Document excerpt:
++++++++++++++++++++

Speaking as a Skotos developer (http://www.skotos.net), there isn't really anything about text that magically makes it open for more imagination. I've had to explain to my crew that we don't need to hem folks into small venues or tiny cities or forbidding travel to different places, we can handle it all abstractly and organically.

What's impressed me about SL is that you're right, it's not There -- it started with the user development tools and let people do what they wanted early and lets them do it as well as they can.

As far as role-playing ... it's interesting to see people take a greater interest in their appearance for a change. No, I don't miss "you think she has a C cup, maybe a D" text. Because SL is so visual, folks spend more time dressing up their paper-doll avatars and outfitting them, and talking about one another's appearance. If you include appearance with role, then it's a very rich environment. It will be interesting to see where SL goes. It's still pretty young, and things like Dark Life show that it has promise ... if you're willing to do some coding.

The $64,000 question is, of course, whether massively multiplayer graphic games will crowd text worlds out of the ecosystem.

They never will, because text worlds use up so much less resources. And you can't Everquest from work.

Re: Ye Cannot Get Ye Flask!

Date: 2005-10-05 17:34 (UTC)
From: [identity profile] chipotle.livejournal.com
For every Voyaging, there were a dozen more blah text adventures that required a high suspension of disbelief.

Sure. In the 1980s, I owned a TRS-80, and if you remember what passed for graphics on those, you know why there were an awful lot of text adventures on it. :) Trust me, I've seen some remarkably lousy ones, and seen some ones which were a lot of fun but not terribly "literate." Scott Adams' old Adventure series comes to mind--a very klunky engine even by text game standards, compounded by the fact that the guy couldn't spell to save his life, but really fun as games. (Also notable for being one of the first virtual machines.)

While I think text really does offer a certain advantage in "imagery" over graphics, the reverse is also true in different areas, much like the difference between a novel and a film. My musing really wasn't on the intrinsic superiority of text as much as on the lower bar of text. Building a room on my current MUCK project may take me hours, when one accounts for look details and environment properties and taking advantage of all the "infrastructure" in place for lighting and weather effects. For a MUCK, this is fairly ambitious stuff.

Now think about the time it would take to design that all, in credible detail, on Second Life. It's not that it couldn't be done, but that it's an order of magnitude more work. And then, take into consideration things like stylistic choices and art direction--things which World of Warcraft and, for that matter, There take very seriously. If you were building a Caribbean island on SL for an area somewhat inspired by Disney's Adventurers' Club and "Tale Spin," do you want it to look subtly toonlike? What color palette should be used? How much work do you put into weathering elements? How much research are you going to put into modeling proper geography and vegetation?

The way to "short-circuit" this process on Second Life, from what I've seen, has been to cobble together a lot of pre-existing elements with some tweaking and customization. There's nothing wrong with that--but it looks like a lot of pre-existing elements cobbled together with some tweaking and customization. Many areas across SL feel like earnest fannish productions, and that's not entirely complimentary. That was precisely the feeling that There didn't want in their world, and that caused a lot of uncertainty about just what to open up for customization and what to keep "locked down"; as a crackpot amateur VR theorist, I think SL's approach got it "right," but my world-building side is awfully sympathetic to There.

And, my $64,000 question was somewhat loaded--I don't think graphic games will completely crowd text worlds out, either, just as films haven't meant the death of the novel. Resources are certainly part of that, but I suspect there will always be a subset of players who continue to enjoy such games for their own sake.

++++++++++++++++++++

What the task asks: Decide whether each statement below agrees with the comment thread on text worlds and Second Life, answering yes or no and quoting the deciding words of the thread. 1. The Skotos developer holds that something about text makes it open for more imagination. 2. The commenter who owned a TRS-80 calls Scott Adams' old Adventure series really fun as games. 3. That same commenter expects graphic games to completely crowd text worlds out.

Document layout analysis data
++++++++++++++++++++

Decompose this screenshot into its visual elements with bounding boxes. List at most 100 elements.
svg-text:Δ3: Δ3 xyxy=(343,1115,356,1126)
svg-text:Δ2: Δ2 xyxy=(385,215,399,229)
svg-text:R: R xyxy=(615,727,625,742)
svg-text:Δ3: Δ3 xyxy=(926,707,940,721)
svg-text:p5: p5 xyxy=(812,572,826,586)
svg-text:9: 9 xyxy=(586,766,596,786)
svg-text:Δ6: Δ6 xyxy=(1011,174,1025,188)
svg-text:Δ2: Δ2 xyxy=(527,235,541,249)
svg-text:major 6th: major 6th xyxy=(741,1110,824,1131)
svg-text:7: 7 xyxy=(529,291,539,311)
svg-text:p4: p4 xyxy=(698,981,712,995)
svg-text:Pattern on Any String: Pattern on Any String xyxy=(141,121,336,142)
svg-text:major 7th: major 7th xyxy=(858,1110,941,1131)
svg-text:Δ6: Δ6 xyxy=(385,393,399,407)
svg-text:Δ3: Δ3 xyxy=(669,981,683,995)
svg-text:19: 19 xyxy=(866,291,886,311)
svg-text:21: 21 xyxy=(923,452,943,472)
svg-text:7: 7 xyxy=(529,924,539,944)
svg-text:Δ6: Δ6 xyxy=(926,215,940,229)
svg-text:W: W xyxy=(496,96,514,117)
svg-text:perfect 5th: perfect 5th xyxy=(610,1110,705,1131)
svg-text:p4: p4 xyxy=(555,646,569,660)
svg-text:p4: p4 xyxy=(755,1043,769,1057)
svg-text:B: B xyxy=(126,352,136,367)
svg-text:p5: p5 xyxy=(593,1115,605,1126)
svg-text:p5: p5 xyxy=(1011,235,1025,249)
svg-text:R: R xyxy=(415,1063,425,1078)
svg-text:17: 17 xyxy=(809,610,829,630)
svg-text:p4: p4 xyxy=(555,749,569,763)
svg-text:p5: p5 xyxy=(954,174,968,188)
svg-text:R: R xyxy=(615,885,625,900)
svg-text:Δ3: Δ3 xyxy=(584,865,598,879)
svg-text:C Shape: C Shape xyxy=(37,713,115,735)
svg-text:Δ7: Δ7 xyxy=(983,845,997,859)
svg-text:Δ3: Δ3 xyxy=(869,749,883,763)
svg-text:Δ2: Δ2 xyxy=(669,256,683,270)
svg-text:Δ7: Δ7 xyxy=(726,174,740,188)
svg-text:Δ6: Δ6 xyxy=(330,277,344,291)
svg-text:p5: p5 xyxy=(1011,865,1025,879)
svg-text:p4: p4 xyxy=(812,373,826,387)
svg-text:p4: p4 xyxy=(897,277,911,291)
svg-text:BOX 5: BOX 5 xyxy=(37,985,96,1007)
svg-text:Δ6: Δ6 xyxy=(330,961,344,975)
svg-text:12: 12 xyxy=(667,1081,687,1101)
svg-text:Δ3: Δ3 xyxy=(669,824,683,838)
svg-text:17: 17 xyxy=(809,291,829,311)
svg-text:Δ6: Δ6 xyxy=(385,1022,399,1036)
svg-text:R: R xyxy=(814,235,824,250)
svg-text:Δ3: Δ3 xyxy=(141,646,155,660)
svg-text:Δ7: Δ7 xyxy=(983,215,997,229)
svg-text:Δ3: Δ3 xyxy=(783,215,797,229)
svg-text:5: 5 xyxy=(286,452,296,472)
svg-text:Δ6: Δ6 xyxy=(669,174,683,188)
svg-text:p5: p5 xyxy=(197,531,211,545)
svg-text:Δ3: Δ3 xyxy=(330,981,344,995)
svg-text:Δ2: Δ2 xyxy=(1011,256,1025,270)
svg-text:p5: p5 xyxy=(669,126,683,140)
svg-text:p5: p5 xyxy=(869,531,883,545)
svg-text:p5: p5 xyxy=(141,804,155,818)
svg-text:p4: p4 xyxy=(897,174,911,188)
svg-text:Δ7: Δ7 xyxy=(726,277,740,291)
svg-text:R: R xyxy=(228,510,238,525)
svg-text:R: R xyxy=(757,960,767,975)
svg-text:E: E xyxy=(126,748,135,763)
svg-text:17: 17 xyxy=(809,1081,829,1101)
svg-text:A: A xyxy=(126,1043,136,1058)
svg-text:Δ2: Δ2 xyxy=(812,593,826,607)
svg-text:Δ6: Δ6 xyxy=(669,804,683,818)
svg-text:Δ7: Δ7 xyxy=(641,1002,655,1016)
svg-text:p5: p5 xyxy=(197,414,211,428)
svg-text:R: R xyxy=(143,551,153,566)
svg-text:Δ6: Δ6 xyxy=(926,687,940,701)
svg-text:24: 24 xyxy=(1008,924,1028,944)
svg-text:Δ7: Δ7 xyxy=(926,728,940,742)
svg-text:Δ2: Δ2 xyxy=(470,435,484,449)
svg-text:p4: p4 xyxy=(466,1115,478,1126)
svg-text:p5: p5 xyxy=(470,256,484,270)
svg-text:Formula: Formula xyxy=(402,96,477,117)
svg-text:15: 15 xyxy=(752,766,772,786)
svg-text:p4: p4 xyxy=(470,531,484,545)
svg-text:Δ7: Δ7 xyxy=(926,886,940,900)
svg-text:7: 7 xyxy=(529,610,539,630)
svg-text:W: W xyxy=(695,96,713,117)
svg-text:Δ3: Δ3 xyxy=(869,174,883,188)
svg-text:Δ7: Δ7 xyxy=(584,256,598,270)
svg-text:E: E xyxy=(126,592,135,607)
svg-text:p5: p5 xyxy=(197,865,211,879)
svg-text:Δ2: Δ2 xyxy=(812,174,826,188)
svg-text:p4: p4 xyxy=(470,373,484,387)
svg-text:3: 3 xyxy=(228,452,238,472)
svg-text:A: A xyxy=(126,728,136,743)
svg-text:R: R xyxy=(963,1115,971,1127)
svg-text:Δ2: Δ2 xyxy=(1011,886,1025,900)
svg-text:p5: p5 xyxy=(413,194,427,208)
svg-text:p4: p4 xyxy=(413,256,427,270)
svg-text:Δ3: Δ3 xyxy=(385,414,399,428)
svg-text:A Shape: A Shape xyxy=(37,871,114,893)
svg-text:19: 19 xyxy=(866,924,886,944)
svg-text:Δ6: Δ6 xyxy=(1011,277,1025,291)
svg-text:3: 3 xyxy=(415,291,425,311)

++++++++++++++++++++

Task answer:
1. No: "there isn't really anything about text that magically makes it open for more imagination."
2. Yes: "but really fun as games."
3. No: "I don't think graphic games will completely crowd text worlds out, either"